───── Textauszug ─────
Neue Platten

Erika Stucky - Papito

Genre: AvantgardePop
Label: Traumton (Indigo)
CD; VÖ: - 27.11.2017

Nichts bleibt so, wie es war. Das Leben ist Veränderung. Das Dauermotto von Erika Stucky hat natürlich auch diesmal wieder gegriffen. „Papito” unterscheidet sich NATÜRLICH wieder gehörig vom Vorgängeralbum. Eine Konstante jedoch bleibt: die Liebe zur Coverversion. Und genau damit fängt „Papito” nicht nur an, sondern bietet einige schräge Schmankerl mehr aus dem weltweiten Fundus, in dem Erika so gerne stöbert. Zunächst aber muss einmal das neue Konzept dieser Platte gewürdigt werden. Und das bedeutet vor allem: neues Personal. Als Rahmengesellschaft hat die Schweizer Metzgerstochter Teile des Baseler Barockorchesters angeheuert, sieben Musiker an der Zahl (Violine, Viola, Violoncello, Bass Theorbe und Cembalo), die allen zwölf Stücken ein wunderbar massgeschneidertes Mäntelchen verpassen. Für die klanglichen Feinheiten sorgt zudem das Berliner Neubauten-Rumpel­stilzchen FM Einheit, genannt Mufti. Er schmeckt alle Kompositionen mit einer Vielzahl von elektronischen Gewürzmischungen ab, die seinen Soundvor­stellungen gemäß immer auch ein wenig düster und unheilvoll wirken, aber nie ins Negative ausarten. Das Tüpfelchen auf dem i jedoch ist das Miteinbeziehen des Countertenors Andreas Scholl, der mit seiner klaren und klassisch geschulten Opernstimme das genaue Gegenteil ist von Stuckys impulsiver und robust-vifen Ausdrucksweise. Zu guter letzt kann man sich noch am Artwork des Pappschubers erfreuen, wo erstmals Stuckys Vater als junger Knochenhauergeselle zu bewundern ist und beim Gruppenfoto ganz fein und verschämt ein ordentlicher Klumpen Fleisch den Fußboden ziert. Egal ob von Cole Porter, Randy Newman, Beatles, Lucio Dalla oder von Stucky selbst, alle Kompositionen sind erneut kleine Kunstwerke von dramatischem Ausmaß. Die Walliser Princess hat sich an Originalität wieder einmal selbst übertroffen.
───── Datensätze ─────
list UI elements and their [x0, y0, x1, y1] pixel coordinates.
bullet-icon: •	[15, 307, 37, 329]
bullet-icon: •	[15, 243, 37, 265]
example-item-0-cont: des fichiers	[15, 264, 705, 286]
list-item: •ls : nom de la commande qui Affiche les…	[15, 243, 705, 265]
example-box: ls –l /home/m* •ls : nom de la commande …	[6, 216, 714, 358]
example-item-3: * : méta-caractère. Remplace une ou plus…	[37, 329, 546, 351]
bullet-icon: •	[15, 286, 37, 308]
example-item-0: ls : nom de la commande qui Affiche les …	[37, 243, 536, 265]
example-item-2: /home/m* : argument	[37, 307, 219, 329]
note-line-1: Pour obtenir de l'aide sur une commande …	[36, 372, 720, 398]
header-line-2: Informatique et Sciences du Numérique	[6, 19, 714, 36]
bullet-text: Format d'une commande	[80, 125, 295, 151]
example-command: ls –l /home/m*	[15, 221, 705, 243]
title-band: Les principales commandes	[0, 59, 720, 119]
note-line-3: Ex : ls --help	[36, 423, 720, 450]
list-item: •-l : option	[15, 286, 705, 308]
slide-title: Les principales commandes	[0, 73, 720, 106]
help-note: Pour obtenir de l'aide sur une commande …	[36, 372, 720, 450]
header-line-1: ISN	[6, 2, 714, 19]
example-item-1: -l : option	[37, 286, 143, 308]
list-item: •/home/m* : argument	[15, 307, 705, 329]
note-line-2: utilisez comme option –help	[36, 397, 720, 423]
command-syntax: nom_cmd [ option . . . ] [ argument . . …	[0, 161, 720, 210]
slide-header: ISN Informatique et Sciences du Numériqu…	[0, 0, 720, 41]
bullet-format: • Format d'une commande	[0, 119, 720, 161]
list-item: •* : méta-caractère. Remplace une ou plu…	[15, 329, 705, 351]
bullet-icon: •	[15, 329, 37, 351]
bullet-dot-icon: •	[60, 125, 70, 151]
─────
**Aufgaben**
• a. Beantworten Sie folgende Fragen zur Rezension:
(i) Bei welchem Label erscheint „Papito“?
(ii) Wie viele Musiker des Baseler Barockorchesters wirken auf dem Album mit?
(iii) Wer ist auf dem Artwork des Pappschubers erstmals zu sehen?
• b. Fassen Sie die Rezension bitte in zwei Sätzen zusammen.
Die Datensätze haben mit der Rezension nichts zu tun.

**Antworten je Aufgabe**
• a.
(i) Bei Traumton (Indigo).
(ii) Sieben Musiker.
(iii) Stuckys Vater als junger Knochenhauergeselle.

• b. Erika Stuckys Album „Papito“ unterscheidet sich deutlich vom Vorgängeralbum, bleibt aber der Liebe zur Coverversion treu. Neu sind Musiker des Baseler Barockorchesters, FM Einheit mit elektronischen Klängen und der Countertenor Andreas Scholl, und alle Kompositionen gelten als kleine Kunstwerke von dramatischem Ausmaß.